- Stored data
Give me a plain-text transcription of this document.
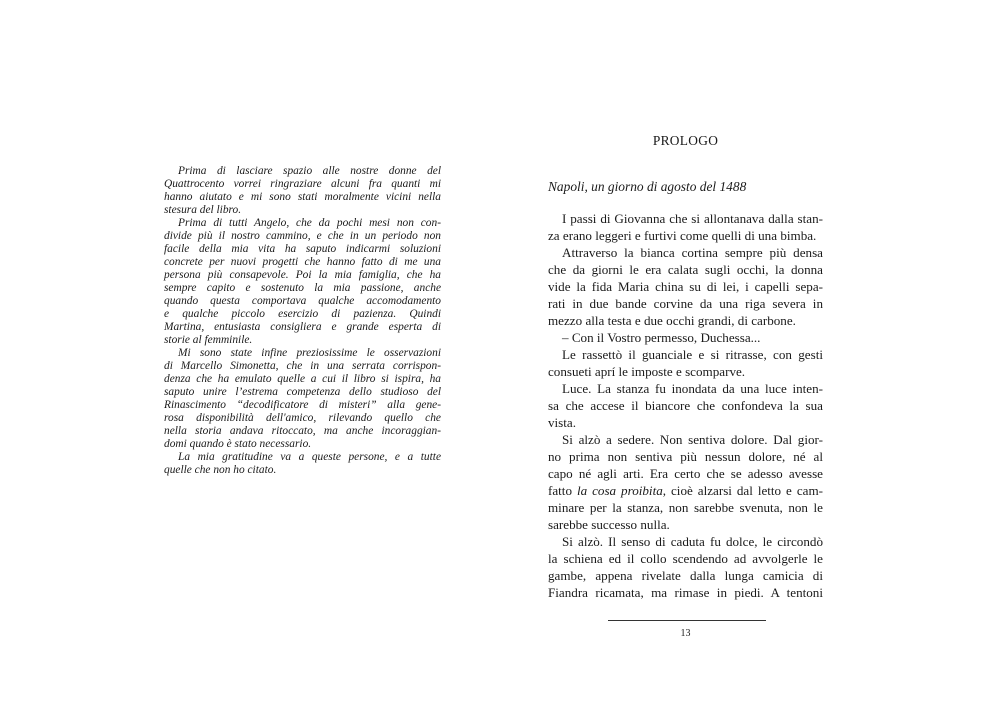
Prima di lasciare spazio alle nostre donne del
Quattrocento vorrei ringraziare alcuni fra quanti mi
hanno aiutato e mi sono stati moralmente vicini nella
stesura del libro.
Prima di tutti Angelo, che da pochi mesi non con-
divide più il nostro cammino, e che in un periodo non
facile della mia vita ha saputo indicarmi soluzioni
concrete per nuovi progetti che hanno fatto di me una
persona più consapevole. Poi la mia famiglia, che ha
sempre capito e sostenuto la mia passione, anche
quando questa comportava qualche accomodamento
e qualche piccolo esercizio di pazienza. Quindi
Martina, entusiasta consigliera e grande esperta di
storie al femminile.
Mi sono state infine preziosissime le osservazioni
di Marcello Simonetta, che in una serrata corrispon-
denza che ha emulato quelle a cui il libro si ispira, ha
saputo unire l’estrema competenza dello studioso del
Rinascimento “decodificatore di misteri” alla gene-
rosa disponibilità dell'amico, rilevando quello che
nella storia andava ritoccato, ma anche incoraggian-
domi quando è stato necessario.
La mia gratitudine va a queste persone, e a tutte
quelle che non ho citato.
PROLOGO
Napoli, un giorno di agosto del 1488
I passi di Giovanna che si allontanava dalla stan-
za erano leggeri e furtivi come quelli di una bimba.
Attraverso la bianca cortina sempre più densa
che da giorni le era calata sugli occhi, la donna
vide la fida Maria china su di lei, i capelli sepa-
rati in due bande corvine da una riga severa in
mezzo alla testa e due occhi grandi, di carbone.
– Con il Vostro permesso, Duchessa...
Le rassettò il guanciale e si ritrasse, con gesti
consueti aprí le imposte e scomparve.
Luce. La stanza fu inondata da una luce inten-
sa che accese il biancore che confondeva la sua
vista.
Si alzò a sedere. Non sentiva dolore. Dal gior-
no prima non sentiva più nessun dolore, né al
capo né agli arti. Era certo che se adesso avesse
fatto la cosa proibita, cioè alzarsi dal letto e cam-
minare per la stanza, non sarebbe svenuta, non le
sarebbe successo nulla.
Si alzò. Il senso di caduta fu dolce, le circondò
la schiena ed il collo scendendo ad avvolgerle le
gambe, appena rivelate dalla lunga camicia di
Fiandra ricamata, ma rimase in piedi. A tentoni
13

- Problem details
Each line of the data is to be duplicated exactly; pictures stay out of the copy.

- Exercise result
Give me a plain-text transcription of this document.
Prima di lasciare spazio alle nostre donne del
Quattrocento vorrei ringraziare alcuni fra quanti mi
hanno aiutato e mi sono stati moralmente vicini nella
stesura del libro.
Prima di tutti Angelo, che da pochi mesi non con-
divide più il nostro cammino, e che in un periodo non
facile della mia vita ha saputo indicarmi soluzioni
concrete per nuovi progetti che hanno fatto di me una
persona più consapevole. Poi la mia famiglia, che ha
sempre capito e sostenuto la mia passione, anche
quando questa comportava qualche accomodamento
e qualche piccolo esercizio di pazienza. Quindi
Martina, entusiasta consigliera e grande esperta di
storie al femminile.
Mi sono state infine preziosissime le osservazioni
di Marcello Simonetta, che in una serrata corrispon-
denza che ha emulato quelle a cui il libro si ispira, ha
saputo unire l’estrema competenza dello studioso del
Rinascimento “decodificatore di misteri” alla gene-
rosa disponibilità dell'amico, rilevando quello che
nella storia andava ritoccato, ma anche incoraggian-
domi quando è stato necessario.
La mia gratitudine va a queste persone, e a tutte
quelle che non ho citato.
PROLOGO
Napoli, un giorno di agosto del 1488
I passi di Giovanna che si allontanava dalla stan-
za erano leggeri e furtivi come quelli di una bimba.
Attraverso la bianca cortina sempre più densa
che da giorni le era calata sugli occhi, la donna
vide la fida Maria china su di lei, i capelli sepa-
rati in due bande corvine da una riga severa in
mezzo alla testa e due occhi grandi, di carbone.
– Con il Vostro permesso, Duchessa...
Le rassettò il guanciale e si ritrasse, con gesti
consueti aprí le imposte e scomparve.
Luce. La stanza fu inondata da una luce inten-
sa che accese il biancore che confondeva la sua
vista.
Si alzò a sedere. Non sentiva dolore. Dal gior-
no prima non sentiva più nessun dolore, né al
capo né agli arti. Era certo che se adesso avesse
fatto la cosa proibita, cioè alzarsi dal letto e cam-
minare per la stanza, non sarebbe svenuta, non le
sarebbe successo nulla.
Si alzò. Il senso di caduta fu dolce, le circondò
la schiena ed il collo scendendo ad avvolgerle le
gambe, appena rivelate dalla lunga camicia di
Fiandra ricamata, ma rimase in piedi. A tentoni
13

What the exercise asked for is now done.